Text shown -
= Beginning of Section =

An Independent TD has said it is “deeply concerning” that the HSE has confirmed to her that it is only at the scoping stage in relation to guidelines around “care for circumstances where a baby is born showing signs of life”, following an abortion.
Offaly TD, Carol Nolan said that the public needed “absolute absolute clarity on what happens when a baby is born alive following a failed abortion” and whether care would be provided.
The issue of babies surviving abortion, and doctors being left “begging” for help when that occurred, was first raised in a paper on abortion provision in Ireland published in the British Journal of Obstetrics and Gynaecology by researchers at UCC.
The authors noted that the specialists carrying out abortion were frustrated by conflict with neonatologists and were “unclear” as to who will look after those babies if a baby was “born alive following an abortion by induction of labour and without feticide”.
This would leave the doctor who performed an unsuccessful late-term abortion “begging people to help” them provide palliative care if the baby survived, the study recorded.
Additionally, in February of this year it was revealed that 108 babies have been born alive following abortion in Ireland between 2019-2023. Of that number, 29 babies survived an abortion in 2023 alone.
A table of data released to Tipperary TD, Mattie McGrath, by the Department of Health at the time showed that there were 108 babies who were born after an abortion – with their deaths recorded as an “early neonatal death” after Termination of Pregnancy (TOP) by the DoH.
While 17 babies were born alive after abortion in 2019, that number had almost doubled to 29 in 2023 – with a total of 108 such cases in the 5 year period.
The data showed that 47 babies who were greater than 24 weeks gestation (approximately 6 months) and/or 500g at the time of the birth after abortion was listed as having suffered an early neonatal death after a termination of pregnancy.
Pro-life spokeswoman Sandra Parda of the Life Institute said that it was “deeply disquieting and disturbing” to see that, in total during the period, 32 babies had been aborted and then born alive although no major congenital anomaly had not been diagnosed: with 3 such deaths taking place in 2019, 7 in 2020, 5 in 2021, 8 in 2022 and 9 in 2023.
Further, it was evident that 4 unborn babies who were more than 24 weeks gestation and/or more than 500g birthweight were aborted although there was no diagnosis of a major abnormality, she said.
A review of abortion services in Ireland commissioned by the government which reported in 2023 confirmed that babies are being born alive after abortion – and may be denied even comfort care after the procedure failed to end their lives.
Discussing palliative care, where comfort care should be provided for babies born alive after a late-term abortion, the review noted that some paediatricians and neonatologists do not want to be involved in assisting these babies.
“However, the extent to which they are prepared to become involved is described as differing across settings and differing across the circumstances of the birth, with some not being prepared to offer comfort care where the birth is a result of a termination of pregnancy,” the review, authored by barrister Marie O’Shea, noted.
Speaking to Gript, Deputy Carol Nolan said that it was “extraordinary” and “deeply concerning” that the HSE was “only now at the start of the process which would ensure guidelines for care for babies born alive after abortion.”
“This clinical guidance is only at the very early stage – where is the urgency, given what we know about the increasing numbers of babies surviving abortion?” she asked.

= End of Section =

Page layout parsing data
= Beginning of Section =

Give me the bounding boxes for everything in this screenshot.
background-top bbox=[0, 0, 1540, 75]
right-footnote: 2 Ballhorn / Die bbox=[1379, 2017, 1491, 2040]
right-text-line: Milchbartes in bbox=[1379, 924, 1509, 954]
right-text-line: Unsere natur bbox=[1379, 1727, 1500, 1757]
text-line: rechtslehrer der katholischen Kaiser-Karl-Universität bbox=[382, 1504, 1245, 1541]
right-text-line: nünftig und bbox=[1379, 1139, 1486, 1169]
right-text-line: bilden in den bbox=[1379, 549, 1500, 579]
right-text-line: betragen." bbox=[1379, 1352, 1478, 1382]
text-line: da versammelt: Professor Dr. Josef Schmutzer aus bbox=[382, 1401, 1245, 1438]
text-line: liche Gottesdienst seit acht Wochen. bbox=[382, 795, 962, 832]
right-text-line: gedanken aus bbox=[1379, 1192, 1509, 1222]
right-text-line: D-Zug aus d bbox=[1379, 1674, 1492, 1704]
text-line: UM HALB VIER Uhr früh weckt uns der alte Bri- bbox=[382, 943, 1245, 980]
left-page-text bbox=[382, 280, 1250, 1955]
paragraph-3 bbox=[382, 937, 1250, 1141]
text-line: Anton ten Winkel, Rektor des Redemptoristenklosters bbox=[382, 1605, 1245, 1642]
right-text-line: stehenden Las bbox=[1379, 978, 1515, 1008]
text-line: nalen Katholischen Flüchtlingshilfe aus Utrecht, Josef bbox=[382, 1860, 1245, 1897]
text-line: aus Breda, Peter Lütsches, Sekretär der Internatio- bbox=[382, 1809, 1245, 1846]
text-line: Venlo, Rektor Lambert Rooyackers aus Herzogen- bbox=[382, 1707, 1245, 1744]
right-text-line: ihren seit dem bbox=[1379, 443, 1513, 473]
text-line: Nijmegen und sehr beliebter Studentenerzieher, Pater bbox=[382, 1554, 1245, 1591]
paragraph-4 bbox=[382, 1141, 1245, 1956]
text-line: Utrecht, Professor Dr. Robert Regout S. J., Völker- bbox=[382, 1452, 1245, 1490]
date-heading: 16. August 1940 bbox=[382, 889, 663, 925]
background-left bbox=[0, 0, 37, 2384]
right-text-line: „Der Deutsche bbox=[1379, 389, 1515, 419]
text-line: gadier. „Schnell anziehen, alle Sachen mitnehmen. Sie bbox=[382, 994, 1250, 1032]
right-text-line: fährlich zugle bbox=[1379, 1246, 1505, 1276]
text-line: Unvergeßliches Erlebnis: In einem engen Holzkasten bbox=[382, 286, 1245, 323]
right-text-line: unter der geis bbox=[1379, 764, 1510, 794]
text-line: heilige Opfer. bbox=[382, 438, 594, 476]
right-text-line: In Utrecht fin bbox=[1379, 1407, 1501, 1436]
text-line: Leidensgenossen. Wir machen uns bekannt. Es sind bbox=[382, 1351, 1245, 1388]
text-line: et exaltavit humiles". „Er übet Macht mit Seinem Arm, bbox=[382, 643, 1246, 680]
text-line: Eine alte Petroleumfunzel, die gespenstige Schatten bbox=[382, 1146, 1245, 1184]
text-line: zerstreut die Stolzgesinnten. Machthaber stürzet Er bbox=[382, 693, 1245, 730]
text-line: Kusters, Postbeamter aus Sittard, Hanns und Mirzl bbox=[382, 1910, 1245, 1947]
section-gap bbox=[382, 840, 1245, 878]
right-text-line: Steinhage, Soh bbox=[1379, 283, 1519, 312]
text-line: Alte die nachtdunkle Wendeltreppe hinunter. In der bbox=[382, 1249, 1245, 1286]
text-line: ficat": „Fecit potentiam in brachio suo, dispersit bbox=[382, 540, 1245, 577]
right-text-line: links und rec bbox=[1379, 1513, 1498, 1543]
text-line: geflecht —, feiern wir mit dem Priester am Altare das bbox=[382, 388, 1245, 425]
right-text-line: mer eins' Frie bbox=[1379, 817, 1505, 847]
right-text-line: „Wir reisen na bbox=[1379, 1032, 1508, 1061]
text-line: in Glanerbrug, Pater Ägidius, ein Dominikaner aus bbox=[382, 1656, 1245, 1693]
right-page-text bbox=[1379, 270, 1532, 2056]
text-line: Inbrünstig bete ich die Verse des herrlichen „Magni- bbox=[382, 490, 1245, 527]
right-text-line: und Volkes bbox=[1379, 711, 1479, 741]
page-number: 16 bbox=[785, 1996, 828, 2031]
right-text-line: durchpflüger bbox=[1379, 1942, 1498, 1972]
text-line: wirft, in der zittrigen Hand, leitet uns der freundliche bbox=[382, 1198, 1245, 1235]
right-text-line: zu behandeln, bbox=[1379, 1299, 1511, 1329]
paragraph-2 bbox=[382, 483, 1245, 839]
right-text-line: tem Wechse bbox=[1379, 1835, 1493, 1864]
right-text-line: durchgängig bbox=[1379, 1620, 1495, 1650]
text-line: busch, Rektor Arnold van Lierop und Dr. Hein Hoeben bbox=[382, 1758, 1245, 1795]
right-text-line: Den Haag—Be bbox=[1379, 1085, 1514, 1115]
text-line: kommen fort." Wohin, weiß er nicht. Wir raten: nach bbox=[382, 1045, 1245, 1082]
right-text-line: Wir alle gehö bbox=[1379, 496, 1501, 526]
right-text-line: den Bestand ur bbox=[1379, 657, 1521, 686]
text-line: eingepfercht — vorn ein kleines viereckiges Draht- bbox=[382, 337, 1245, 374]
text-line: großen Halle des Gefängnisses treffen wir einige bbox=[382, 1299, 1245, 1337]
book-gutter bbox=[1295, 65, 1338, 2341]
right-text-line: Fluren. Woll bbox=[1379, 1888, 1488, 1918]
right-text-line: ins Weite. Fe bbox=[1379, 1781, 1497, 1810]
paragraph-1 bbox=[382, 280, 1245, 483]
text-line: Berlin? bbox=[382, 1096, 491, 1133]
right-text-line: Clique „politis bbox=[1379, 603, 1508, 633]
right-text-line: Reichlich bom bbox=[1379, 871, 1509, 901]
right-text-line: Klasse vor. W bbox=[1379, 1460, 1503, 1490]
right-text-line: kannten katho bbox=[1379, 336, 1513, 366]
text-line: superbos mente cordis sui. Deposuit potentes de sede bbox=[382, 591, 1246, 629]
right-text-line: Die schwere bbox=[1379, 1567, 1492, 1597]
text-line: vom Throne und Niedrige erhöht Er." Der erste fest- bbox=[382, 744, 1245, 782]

= End of Section =

Task list -
A - Answer these questions from the article:
(i) Which county does Carol Nolan represent as a TD?
(ii) How many babies were born alive after abortion in 2019?
(iii) Who wrote the government-commissioned review of abortion services?
B - Reproduce the article's wording between "Discussing palliative care, where" and "assisting these babies.", inclusive.
C - List every person the article names.
This data is separate from the article above.

Exercise results -
A -
(i) Offaly
(ii) 17
(iii) Barrister Marie O'Shea

B -
Discussing palliative care, where comfort care should be provided for babies born alive after a late-term abortion, the review noted that some paediatricians and neonatologists do not want to be involved in assisting these babies.

C -
Carol Nolan
Mattie McGrath
Sandra Parda
Marie O'Shea